YOUR TASK
Look for the word "officer" in the entries below, then copy every line that has it.

Extracted data entries
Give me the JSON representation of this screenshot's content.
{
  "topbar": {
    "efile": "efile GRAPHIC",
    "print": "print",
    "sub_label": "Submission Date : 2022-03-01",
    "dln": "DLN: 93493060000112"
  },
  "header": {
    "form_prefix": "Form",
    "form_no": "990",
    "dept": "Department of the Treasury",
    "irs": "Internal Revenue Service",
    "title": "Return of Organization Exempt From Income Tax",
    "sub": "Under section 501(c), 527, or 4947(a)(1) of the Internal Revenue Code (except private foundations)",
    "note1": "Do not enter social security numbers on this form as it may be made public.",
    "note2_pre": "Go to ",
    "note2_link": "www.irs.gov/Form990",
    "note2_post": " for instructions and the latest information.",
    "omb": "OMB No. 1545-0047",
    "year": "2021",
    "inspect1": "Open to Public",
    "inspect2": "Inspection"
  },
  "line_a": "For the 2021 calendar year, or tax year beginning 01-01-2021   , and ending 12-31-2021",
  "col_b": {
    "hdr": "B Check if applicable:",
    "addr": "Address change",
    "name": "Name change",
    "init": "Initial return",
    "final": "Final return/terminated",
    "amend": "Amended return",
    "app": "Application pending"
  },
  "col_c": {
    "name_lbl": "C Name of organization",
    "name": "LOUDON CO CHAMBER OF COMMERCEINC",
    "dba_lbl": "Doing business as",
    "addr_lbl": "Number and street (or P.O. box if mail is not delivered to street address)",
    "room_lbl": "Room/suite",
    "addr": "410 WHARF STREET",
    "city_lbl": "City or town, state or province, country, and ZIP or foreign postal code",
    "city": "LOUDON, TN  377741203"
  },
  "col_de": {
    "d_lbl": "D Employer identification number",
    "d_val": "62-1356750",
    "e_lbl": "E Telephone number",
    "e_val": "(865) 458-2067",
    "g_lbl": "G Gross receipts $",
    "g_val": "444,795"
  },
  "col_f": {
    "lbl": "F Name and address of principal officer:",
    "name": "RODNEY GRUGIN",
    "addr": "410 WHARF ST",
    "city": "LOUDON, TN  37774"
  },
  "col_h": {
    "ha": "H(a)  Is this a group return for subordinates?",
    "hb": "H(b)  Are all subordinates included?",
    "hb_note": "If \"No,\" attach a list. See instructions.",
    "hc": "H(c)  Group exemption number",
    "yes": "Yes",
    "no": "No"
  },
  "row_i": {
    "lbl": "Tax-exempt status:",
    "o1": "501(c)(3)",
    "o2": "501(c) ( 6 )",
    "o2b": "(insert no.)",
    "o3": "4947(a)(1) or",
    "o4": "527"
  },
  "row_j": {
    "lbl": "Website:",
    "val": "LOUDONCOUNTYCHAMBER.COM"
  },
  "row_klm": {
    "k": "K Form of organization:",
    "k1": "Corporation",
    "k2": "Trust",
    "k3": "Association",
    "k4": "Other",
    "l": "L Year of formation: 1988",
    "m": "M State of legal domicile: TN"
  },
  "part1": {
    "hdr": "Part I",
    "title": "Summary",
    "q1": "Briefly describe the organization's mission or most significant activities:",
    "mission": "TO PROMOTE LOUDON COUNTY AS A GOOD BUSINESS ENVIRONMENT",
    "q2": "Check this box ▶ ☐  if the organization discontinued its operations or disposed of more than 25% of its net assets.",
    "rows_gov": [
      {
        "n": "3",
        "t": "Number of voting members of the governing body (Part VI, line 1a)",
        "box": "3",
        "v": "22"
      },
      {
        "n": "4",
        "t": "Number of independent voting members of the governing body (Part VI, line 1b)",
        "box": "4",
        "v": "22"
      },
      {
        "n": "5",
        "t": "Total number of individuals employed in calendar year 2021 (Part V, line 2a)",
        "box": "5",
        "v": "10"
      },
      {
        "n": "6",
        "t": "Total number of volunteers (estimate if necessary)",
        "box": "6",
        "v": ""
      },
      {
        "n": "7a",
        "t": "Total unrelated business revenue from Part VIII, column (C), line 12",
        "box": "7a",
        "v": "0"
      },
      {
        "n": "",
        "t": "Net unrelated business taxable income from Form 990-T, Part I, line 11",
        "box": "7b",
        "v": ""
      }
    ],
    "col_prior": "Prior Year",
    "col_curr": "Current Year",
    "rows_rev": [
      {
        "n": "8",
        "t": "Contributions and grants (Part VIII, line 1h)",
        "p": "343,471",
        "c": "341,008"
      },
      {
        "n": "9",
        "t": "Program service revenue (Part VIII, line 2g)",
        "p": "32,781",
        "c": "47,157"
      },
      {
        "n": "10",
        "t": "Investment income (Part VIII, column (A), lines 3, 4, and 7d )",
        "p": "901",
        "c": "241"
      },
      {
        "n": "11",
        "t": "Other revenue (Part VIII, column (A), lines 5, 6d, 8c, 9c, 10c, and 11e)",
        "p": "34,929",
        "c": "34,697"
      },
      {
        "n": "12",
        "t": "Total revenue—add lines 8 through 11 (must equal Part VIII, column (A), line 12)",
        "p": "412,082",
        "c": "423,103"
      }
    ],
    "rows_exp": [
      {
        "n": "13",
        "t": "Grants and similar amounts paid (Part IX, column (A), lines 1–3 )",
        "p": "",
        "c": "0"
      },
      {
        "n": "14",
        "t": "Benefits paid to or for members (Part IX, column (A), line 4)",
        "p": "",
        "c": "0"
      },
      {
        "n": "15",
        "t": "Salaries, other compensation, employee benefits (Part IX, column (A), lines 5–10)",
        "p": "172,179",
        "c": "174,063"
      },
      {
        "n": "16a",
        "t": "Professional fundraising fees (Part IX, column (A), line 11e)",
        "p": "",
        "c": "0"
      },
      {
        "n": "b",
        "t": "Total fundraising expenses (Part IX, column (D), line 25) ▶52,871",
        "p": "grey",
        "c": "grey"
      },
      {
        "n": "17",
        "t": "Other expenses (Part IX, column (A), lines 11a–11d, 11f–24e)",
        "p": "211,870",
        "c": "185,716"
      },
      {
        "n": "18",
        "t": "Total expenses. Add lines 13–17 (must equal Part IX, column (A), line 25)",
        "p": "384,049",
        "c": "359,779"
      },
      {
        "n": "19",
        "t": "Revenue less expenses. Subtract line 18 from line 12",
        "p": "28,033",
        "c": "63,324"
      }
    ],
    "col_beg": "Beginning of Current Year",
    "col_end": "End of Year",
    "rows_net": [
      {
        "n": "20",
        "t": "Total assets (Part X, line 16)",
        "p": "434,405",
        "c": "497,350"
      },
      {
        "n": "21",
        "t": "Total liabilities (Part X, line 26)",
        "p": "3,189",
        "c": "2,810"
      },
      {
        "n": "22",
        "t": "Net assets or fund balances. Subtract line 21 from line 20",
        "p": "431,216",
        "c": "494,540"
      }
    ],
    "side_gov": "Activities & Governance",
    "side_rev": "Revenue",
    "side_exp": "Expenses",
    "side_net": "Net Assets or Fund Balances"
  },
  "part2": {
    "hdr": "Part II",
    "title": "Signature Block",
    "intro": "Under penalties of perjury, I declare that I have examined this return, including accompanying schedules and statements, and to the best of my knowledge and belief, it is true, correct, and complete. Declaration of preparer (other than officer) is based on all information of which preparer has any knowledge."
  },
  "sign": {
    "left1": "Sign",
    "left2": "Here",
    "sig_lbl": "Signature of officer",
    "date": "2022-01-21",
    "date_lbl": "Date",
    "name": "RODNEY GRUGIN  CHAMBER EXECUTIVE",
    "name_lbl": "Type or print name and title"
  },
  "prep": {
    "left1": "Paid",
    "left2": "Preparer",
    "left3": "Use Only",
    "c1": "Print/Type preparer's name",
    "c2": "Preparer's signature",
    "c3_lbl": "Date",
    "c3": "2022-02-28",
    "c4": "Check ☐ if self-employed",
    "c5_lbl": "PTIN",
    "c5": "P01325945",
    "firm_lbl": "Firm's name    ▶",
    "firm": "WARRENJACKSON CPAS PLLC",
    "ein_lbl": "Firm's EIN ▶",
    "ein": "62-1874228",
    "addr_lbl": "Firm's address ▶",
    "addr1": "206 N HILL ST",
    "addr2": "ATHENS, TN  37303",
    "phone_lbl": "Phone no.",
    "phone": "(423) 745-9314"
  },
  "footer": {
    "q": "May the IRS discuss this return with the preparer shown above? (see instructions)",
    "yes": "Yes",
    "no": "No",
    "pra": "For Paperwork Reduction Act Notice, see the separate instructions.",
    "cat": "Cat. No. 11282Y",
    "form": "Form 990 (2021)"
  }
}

OUTPUT FOR THIS TASK
    "lbl": "F Name and address of principal officer:",
    "intro": "Under penalties of perjury, I declare that I have examined this return, including accompanying schedules and statements, and to the best of my knowledge and belief, it is true, correct, and complete. Declaration of preparer (other than officer) is based on all information of which preparer has any knowledge."
    "sig_lbl": "Signature of officer",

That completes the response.